[GIVEN PROBLEM]: Which lines include the word "will"? Copy each of them.

☆ ☆ ☆ ☆ ☆ ☆ ☆

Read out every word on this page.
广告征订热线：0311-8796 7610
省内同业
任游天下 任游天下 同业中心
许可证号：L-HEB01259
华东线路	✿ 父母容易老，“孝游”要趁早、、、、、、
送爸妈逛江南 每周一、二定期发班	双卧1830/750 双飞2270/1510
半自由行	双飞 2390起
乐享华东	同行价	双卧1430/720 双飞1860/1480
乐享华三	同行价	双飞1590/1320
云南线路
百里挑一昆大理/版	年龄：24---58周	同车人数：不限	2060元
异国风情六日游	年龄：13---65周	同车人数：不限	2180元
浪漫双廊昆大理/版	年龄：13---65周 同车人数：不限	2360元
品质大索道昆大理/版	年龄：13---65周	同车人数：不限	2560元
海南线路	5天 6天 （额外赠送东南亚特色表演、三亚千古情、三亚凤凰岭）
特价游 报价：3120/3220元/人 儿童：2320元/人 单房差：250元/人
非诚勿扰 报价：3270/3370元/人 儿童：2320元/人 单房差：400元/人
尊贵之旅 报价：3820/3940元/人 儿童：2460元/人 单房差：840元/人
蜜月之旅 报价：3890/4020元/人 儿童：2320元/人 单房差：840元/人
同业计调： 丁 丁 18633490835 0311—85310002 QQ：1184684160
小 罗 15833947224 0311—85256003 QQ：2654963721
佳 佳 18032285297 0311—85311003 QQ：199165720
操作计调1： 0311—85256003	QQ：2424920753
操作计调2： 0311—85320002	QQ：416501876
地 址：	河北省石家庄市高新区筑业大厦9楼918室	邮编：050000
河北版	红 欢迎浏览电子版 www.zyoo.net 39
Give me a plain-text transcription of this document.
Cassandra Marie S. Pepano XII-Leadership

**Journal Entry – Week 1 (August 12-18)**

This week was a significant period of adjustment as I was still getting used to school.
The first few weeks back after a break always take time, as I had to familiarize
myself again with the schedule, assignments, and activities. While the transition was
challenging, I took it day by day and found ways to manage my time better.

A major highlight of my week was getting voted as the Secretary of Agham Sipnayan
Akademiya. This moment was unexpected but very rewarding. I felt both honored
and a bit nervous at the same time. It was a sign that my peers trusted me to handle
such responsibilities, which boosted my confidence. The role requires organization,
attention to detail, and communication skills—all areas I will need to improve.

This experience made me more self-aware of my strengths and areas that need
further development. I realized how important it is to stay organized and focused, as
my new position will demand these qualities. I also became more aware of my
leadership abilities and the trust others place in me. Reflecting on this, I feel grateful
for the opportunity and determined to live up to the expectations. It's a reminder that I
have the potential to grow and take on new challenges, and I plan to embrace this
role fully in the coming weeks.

☆ ☆ ☆ ☆ ☆ ☆ ☆

[THE SOLUTION]:
attention to detail, and communication skills—all areas I will need to improve.
my new position will demand these qualities. I also became more aware of my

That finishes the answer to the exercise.